▶ **Given text**:
——————————

DeMarah took time off work for reconstructive surgery due to her cancer and was told to utilize the remainder of her vacation before the end of December 1996. In January 1997, she was given a lower *1152 rating than previously and maintains the basis therefore was her absenteeism due to her illness and the vacation she was ordered to take.

DeMarah requested to be placed under a new supervisor and was transferred to a new position with a lower pay grade, 8-9, depriving her of the opportunity to advance. She maintains other employees in similar circumstances and males who had requested different supervisors were treated differently and, in some cases, promoted.

——————————

▶ **Data to examine**:
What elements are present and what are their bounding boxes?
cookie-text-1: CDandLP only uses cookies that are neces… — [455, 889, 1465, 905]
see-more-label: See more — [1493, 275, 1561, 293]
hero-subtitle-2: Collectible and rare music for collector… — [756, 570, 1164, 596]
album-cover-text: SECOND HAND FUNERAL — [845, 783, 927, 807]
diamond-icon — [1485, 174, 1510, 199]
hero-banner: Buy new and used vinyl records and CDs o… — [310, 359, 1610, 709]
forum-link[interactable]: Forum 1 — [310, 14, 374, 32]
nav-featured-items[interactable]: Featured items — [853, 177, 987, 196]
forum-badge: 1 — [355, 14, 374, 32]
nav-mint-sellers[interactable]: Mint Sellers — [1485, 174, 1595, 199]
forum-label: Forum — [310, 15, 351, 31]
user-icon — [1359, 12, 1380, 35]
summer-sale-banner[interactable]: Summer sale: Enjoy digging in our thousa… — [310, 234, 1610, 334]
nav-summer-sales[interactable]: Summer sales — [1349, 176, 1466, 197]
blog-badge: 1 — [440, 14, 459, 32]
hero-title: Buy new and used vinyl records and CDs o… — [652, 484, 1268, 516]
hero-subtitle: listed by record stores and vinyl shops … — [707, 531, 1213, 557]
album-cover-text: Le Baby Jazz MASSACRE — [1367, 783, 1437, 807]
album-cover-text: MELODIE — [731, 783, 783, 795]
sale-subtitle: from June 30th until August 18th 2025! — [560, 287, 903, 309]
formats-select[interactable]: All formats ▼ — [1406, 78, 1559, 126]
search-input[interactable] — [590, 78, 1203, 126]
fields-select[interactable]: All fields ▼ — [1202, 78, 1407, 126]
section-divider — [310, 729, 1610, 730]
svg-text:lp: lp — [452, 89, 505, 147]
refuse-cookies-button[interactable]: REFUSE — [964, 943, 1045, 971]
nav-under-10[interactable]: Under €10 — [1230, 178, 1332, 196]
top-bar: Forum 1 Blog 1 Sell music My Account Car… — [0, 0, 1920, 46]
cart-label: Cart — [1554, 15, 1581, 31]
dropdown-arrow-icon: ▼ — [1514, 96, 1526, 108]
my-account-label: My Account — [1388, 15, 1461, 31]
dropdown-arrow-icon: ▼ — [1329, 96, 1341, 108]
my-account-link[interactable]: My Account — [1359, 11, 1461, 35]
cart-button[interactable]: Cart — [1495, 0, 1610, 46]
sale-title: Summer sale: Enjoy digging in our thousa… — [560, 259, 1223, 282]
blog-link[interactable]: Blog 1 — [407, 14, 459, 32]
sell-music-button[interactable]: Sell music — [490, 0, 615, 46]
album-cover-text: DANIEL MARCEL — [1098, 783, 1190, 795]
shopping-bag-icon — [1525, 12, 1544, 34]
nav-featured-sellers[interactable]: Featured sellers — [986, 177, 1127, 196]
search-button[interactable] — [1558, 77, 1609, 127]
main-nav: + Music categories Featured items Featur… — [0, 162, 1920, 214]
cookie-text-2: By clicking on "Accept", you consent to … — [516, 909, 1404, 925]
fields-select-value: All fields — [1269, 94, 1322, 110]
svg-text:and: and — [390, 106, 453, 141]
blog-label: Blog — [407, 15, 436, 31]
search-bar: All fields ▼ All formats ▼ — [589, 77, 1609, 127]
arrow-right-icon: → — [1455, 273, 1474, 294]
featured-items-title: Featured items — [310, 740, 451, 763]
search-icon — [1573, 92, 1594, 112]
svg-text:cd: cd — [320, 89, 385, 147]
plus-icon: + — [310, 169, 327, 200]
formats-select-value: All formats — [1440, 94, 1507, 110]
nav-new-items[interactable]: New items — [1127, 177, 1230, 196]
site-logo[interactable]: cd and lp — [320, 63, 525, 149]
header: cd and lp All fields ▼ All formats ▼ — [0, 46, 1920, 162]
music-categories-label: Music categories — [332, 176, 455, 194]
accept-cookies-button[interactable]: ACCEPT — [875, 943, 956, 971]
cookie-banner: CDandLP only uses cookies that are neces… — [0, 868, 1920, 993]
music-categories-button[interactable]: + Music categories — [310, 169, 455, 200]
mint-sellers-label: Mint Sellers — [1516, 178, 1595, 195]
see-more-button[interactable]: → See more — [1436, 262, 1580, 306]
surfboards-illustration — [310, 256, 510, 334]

——————————

▶ **List of tasks**:
A) In the DeMarah passage, what pay grade was the new position she was transferred to?
B) Which actions does the DeMarah passage say were taken toward her at work? List each one.
C) Can you reproduce the DeMarah passage starting with "DeMarah took time" and going on through "ordered to take."?

▶ **Expected results**:
A) Pay grade 8-9.

B)
- She was told to use the remainder of her vacation before the end of December 1996.
- In January 1997, she was given a lower rating than before.
- She was transferred to a new position with a lower pay grade, 8-9, which deprived her of the opportunity to advance.

C)
DeMarah took time off work for reconstructive surgery due to her cancer and was told to utilize the remainder of her vacation before the end of December 1996. In January 1997, she was given a lower *1152 rating than previously and maintains the basis therefore was her absenteeism due to her illness and the vacation she was ordered to take.